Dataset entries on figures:
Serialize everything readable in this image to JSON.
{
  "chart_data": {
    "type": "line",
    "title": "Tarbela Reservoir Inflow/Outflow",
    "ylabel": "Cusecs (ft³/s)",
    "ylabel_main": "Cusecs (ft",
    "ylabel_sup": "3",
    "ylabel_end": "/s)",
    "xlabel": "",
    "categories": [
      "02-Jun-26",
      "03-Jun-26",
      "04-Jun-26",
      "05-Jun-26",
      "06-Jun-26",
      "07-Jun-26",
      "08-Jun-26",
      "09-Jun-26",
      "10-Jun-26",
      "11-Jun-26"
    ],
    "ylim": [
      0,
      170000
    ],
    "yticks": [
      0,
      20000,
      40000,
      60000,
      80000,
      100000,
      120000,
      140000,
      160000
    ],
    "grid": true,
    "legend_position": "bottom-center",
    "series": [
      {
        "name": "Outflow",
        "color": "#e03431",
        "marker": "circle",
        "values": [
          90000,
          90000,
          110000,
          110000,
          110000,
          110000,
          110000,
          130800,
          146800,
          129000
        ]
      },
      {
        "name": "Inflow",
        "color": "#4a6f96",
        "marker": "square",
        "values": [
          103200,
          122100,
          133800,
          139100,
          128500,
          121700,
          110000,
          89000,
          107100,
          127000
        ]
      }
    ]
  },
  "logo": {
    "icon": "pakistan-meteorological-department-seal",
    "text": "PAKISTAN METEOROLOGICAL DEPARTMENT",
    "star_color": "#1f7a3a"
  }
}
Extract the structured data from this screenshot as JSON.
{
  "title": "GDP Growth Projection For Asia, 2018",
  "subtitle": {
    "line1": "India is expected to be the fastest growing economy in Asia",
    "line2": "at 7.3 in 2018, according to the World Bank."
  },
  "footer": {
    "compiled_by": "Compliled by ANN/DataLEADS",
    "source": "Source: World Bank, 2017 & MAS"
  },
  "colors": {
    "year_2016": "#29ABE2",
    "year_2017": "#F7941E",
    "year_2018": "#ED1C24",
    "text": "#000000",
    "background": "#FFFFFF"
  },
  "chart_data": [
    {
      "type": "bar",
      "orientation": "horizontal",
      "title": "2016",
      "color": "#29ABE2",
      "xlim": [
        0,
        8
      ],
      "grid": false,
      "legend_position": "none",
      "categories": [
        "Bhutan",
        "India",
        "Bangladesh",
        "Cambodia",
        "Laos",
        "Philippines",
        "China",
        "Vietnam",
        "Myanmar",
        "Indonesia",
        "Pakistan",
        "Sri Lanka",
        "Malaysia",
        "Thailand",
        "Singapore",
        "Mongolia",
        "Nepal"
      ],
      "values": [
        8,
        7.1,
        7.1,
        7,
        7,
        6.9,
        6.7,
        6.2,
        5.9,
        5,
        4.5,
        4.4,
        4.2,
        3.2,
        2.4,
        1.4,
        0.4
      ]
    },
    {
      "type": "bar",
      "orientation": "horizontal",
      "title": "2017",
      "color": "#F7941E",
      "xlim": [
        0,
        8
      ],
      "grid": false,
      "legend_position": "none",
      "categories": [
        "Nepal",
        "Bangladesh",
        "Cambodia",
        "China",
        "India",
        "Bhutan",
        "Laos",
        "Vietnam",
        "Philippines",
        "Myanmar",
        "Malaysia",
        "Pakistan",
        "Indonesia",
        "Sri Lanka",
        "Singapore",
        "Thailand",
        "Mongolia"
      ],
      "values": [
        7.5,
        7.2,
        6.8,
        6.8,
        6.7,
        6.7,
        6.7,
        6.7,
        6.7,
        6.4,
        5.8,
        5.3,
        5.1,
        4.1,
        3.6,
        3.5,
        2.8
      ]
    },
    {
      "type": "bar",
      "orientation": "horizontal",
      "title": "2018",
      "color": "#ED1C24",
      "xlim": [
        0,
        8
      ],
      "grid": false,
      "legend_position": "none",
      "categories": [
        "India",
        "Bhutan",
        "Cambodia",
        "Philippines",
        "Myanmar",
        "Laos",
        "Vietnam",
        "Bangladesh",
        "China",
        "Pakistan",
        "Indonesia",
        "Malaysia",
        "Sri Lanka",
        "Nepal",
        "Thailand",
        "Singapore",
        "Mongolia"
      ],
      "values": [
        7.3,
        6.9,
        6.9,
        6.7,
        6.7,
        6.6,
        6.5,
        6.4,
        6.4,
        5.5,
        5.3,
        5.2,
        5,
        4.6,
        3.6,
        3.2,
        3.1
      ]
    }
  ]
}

DIRECTIONS: Go through the listing above and pull out each line containing the word "text".

OUTPUT:
    "text": "PAKISTAN METEOROLOGICAL DEPARTMENT",
    "text": "#000000",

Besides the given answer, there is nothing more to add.